[Begin]

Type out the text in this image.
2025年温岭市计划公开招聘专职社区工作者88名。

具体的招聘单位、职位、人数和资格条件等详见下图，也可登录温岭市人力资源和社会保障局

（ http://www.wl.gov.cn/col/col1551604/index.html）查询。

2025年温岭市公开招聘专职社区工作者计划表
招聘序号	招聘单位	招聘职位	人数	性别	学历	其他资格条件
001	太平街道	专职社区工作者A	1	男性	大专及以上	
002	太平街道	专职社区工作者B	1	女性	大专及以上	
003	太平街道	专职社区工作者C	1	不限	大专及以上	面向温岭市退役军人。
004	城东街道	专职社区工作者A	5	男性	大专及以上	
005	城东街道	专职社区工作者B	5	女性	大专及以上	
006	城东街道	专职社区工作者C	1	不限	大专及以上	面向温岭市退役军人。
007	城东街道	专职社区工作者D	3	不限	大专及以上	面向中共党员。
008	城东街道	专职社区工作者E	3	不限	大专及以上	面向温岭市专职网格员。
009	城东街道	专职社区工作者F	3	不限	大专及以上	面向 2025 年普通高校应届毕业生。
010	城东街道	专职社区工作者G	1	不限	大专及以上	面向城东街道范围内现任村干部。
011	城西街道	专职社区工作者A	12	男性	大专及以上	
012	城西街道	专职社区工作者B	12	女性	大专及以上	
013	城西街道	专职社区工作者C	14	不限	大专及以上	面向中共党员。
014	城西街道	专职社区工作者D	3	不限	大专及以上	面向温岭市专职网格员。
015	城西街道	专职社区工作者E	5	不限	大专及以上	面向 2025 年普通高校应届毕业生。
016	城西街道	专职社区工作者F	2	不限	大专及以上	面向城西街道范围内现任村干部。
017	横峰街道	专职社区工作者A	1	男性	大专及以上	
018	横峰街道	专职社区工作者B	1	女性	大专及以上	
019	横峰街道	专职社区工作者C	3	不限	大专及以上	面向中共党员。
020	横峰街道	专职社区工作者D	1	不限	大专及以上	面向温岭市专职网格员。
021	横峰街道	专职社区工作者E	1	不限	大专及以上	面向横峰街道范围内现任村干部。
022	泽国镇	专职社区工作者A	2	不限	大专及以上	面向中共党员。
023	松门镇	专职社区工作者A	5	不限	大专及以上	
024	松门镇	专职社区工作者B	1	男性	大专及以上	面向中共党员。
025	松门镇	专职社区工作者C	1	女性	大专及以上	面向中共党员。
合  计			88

[End]

**Problem statement:** Write out the listing once more, matching it exactly.

**Correct response:**
Type out the text in this image.
2025年温岭市计划公开招聘专职社区工作者88名。

具体的招聘单位、职位、人数和资格条件等详见下图，也可登录温岭市人力资源和社会保障局

（ http://www.wl.gov.cn/col/col1551604/index.html）查询。

2025年温岭市公开招聘专职社区工作者计划表
招聘序号	招聘单位	招聘职位	人数	性别	学历	其他资格条件
001	太平街道	专职社区工作者A	1	男性	大专及以上	
002	太平街道	专职社区工作者B	1	女性	大专及以上	
003	太平街道	专职社区工作者C	1	不限	大专及以上	面向温岭市退役军人。
004	城东街道	专职社区工作者A	5	男性	大专及以上	
005	城东街道	专职社区工作者B	5	女性	大专及以上	
006	城东街道	专职社区工作者C	1	不限	大专及以上	面向温岭市退役军人。
007	城东街道	专职社区工作者D	3	不限	大专及以上	面向中共党员。
008	城东街道	专职社区工作者E	3	不限	大专及以上	面向温岭市专职网格员。
009	城东街道	专职社区工作者F	3	不限	大专及以上	面向 2025 年普通高校应届毕业生。
010	城东街道	专职社区工作者G	1	不限	大专及以上	面向城东街道范围内现任村干部。
011	城西街道	专职社区工作者A	12	男性	大专及以上	
012	城西街道	专职社区工作者B	12	女性	大专及以上	
013	城西街道	专职社区工作者C	14	不限	大专及以上	面向中共党员。
014	城西街道	专职社区工作者D	3	不限	大专及以上	面向温岭市专职网格员。
015	城西街道	专职社区工作者E	5	不限	大专及以上	面向 2025 年普通高校应届毕业生。
016	城西街道	专职社区工作者F	2	不限	大专及以上	面向城西街道范围内现任村干部。
017	横峰街道	专职社区工作者A	1	男性	大专及以上	
018	横峰街道	专职社区工作者B	1	女性	大专及以上	
019	横峰街道	专职社区工作者C	3	不限	大专及以上	面向中共党员。
020	横峰街道	专职社区工作者D	1	不限	大专及以上	面向温岭市专职网格员。
021	横峰街道	专职社区工作者E	1	不限	大专及以上	面向横峰街道范围内现任村干部。
022	泽国镇	专职社区工作者A	2	不限	大专及以上	面向中共党员。
023	松门镇	专职社区工作者A	5	不限	大专及以上	
024	松门镇	专职社区工作者B	1	男性	大专及以上	面向中共党员。
025	松门镇	专职社区工作者C	1	女性	大专及以上	面向中共党员。
合  计			88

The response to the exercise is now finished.